* _What you need to do_
Copy out each line of the material in which the word "метафора" appears.

* _Entries provided_
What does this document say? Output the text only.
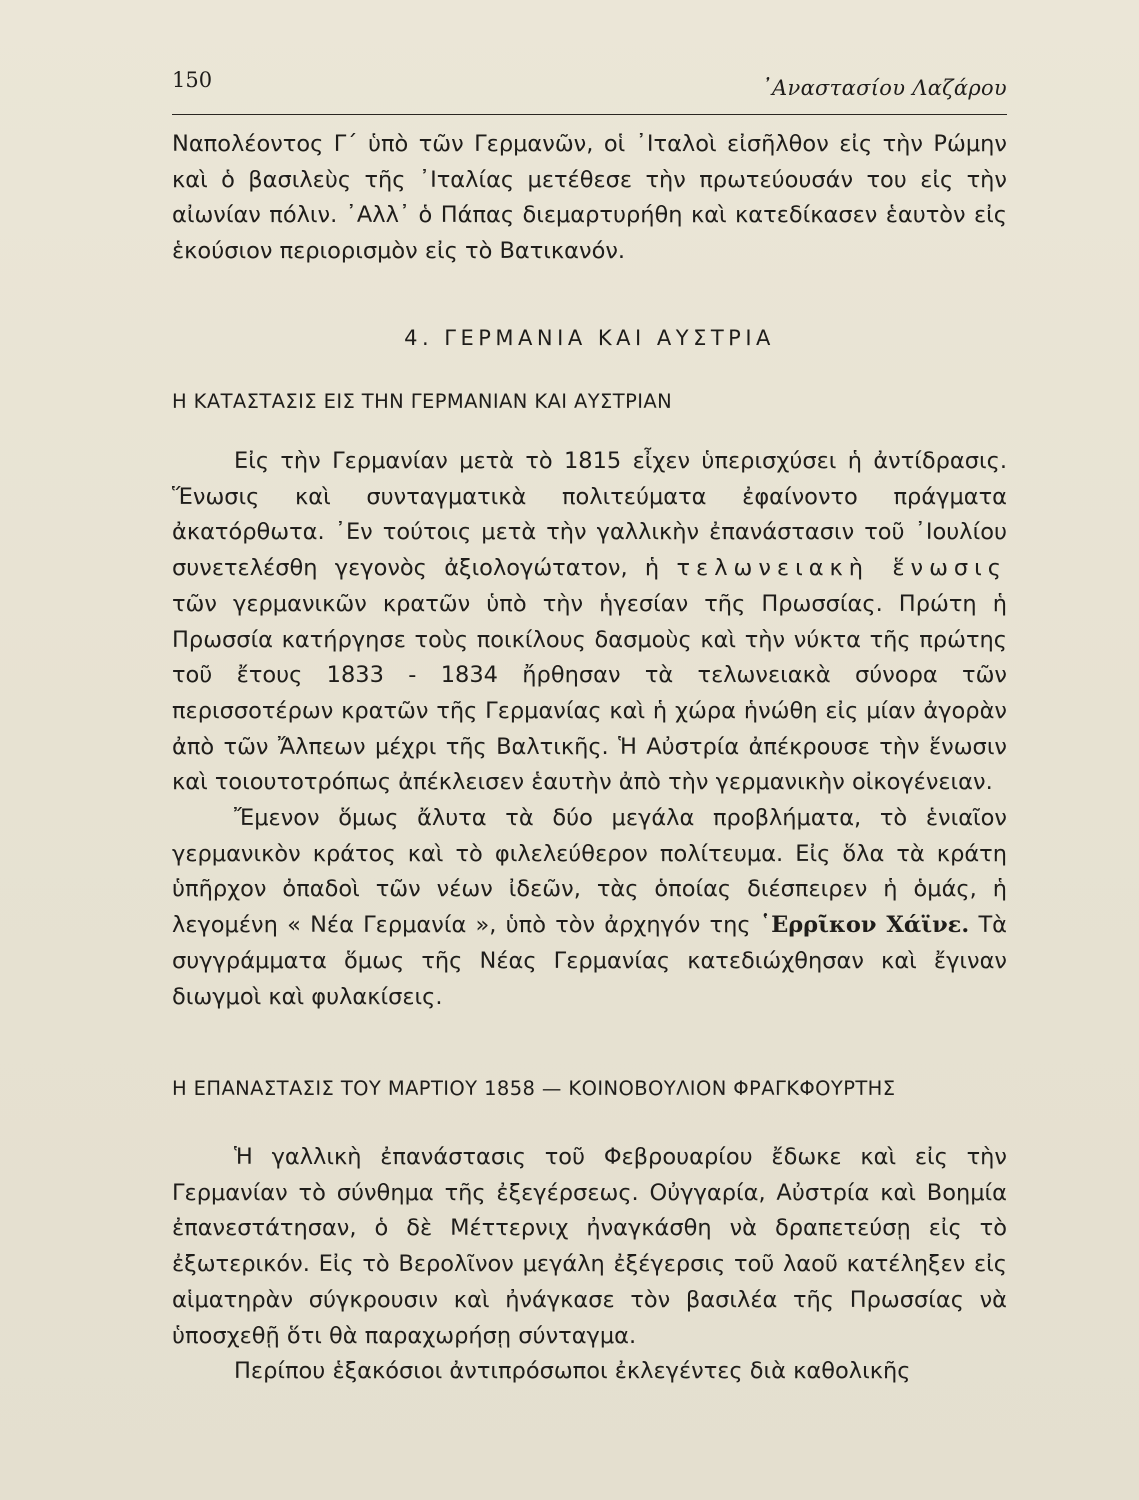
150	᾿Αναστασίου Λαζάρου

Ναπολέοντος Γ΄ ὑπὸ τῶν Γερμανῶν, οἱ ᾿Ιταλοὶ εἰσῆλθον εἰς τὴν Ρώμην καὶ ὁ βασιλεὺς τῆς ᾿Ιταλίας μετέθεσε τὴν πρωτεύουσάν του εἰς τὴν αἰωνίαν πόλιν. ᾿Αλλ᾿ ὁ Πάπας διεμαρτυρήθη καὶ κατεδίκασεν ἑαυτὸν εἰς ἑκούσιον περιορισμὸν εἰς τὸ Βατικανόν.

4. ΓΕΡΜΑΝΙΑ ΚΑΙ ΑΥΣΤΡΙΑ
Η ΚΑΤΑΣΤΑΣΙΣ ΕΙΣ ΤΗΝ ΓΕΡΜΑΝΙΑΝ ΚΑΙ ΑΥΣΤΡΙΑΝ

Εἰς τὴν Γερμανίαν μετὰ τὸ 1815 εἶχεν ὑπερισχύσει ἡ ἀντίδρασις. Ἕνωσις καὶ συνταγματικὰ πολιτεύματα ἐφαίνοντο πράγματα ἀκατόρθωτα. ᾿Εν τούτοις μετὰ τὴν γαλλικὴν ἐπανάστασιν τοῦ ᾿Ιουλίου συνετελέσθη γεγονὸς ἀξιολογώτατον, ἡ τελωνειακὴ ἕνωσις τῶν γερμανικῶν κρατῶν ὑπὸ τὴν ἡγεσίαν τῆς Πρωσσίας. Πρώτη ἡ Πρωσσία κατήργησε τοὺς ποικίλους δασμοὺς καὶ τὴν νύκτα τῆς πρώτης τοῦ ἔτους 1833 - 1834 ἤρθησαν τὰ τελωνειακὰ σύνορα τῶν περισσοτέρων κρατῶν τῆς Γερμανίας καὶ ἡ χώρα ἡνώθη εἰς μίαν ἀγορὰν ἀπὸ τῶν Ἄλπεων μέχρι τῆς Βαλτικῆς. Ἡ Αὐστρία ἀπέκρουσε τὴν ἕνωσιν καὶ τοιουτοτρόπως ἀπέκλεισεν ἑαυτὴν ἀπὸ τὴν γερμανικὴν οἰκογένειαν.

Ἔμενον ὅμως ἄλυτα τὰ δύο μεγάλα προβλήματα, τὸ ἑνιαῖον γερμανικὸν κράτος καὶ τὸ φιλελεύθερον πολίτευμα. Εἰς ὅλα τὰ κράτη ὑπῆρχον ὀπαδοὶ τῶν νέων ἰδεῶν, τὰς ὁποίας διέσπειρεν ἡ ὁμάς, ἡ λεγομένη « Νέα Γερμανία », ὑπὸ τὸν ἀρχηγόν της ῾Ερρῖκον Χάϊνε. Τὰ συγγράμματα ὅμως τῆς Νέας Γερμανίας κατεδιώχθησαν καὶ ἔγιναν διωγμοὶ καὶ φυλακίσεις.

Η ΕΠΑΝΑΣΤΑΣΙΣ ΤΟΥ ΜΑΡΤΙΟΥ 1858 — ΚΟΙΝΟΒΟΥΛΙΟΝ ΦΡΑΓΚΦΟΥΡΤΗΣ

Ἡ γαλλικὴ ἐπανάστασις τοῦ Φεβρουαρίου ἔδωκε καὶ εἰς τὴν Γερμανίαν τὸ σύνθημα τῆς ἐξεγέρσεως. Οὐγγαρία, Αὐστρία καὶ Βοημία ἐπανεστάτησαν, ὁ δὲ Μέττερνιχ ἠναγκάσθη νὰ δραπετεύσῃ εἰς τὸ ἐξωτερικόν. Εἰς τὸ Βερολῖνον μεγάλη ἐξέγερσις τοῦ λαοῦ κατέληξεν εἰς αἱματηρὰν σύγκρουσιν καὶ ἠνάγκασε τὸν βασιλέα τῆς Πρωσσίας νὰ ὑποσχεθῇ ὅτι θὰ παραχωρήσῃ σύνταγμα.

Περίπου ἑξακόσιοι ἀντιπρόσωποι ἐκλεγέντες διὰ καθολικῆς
* * *
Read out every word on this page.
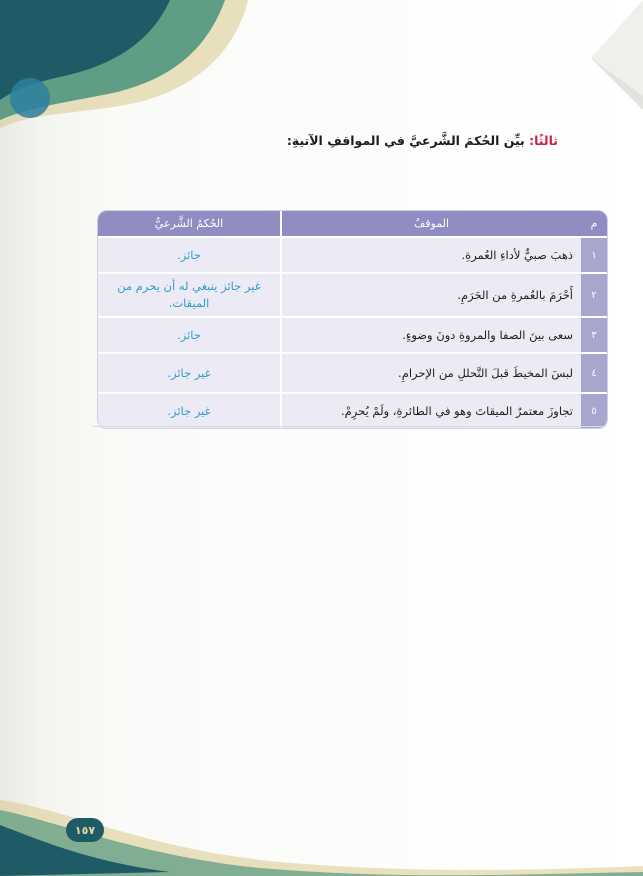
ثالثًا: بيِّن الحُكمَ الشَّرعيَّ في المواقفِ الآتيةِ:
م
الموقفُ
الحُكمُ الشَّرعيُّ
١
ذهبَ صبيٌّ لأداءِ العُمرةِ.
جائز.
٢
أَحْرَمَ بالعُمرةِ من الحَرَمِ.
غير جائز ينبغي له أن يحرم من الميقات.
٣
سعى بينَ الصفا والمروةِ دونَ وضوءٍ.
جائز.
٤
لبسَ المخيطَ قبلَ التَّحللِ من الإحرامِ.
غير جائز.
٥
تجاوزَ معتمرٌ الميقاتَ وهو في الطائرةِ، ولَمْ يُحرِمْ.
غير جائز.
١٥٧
* * *
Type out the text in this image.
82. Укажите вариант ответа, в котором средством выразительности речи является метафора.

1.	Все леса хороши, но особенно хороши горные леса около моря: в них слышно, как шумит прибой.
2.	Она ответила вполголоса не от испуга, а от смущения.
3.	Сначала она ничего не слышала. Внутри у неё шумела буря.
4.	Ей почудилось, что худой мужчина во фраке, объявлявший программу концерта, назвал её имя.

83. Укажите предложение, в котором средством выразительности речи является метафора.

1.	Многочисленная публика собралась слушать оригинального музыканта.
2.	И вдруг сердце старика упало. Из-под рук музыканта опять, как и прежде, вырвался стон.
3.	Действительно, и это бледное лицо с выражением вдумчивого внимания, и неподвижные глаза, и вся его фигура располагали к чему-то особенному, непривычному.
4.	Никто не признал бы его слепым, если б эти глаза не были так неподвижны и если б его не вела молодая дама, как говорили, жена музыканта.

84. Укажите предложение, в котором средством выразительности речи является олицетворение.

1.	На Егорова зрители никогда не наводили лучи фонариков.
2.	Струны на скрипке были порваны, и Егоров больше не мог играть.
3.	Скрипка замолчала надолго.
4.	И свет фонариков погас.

* _Task output_
82. Укажите вариант ответа, в котором средством выразительности речи является метафора.
83. Укажите предложение, в котором средством выразительности речи является метафора.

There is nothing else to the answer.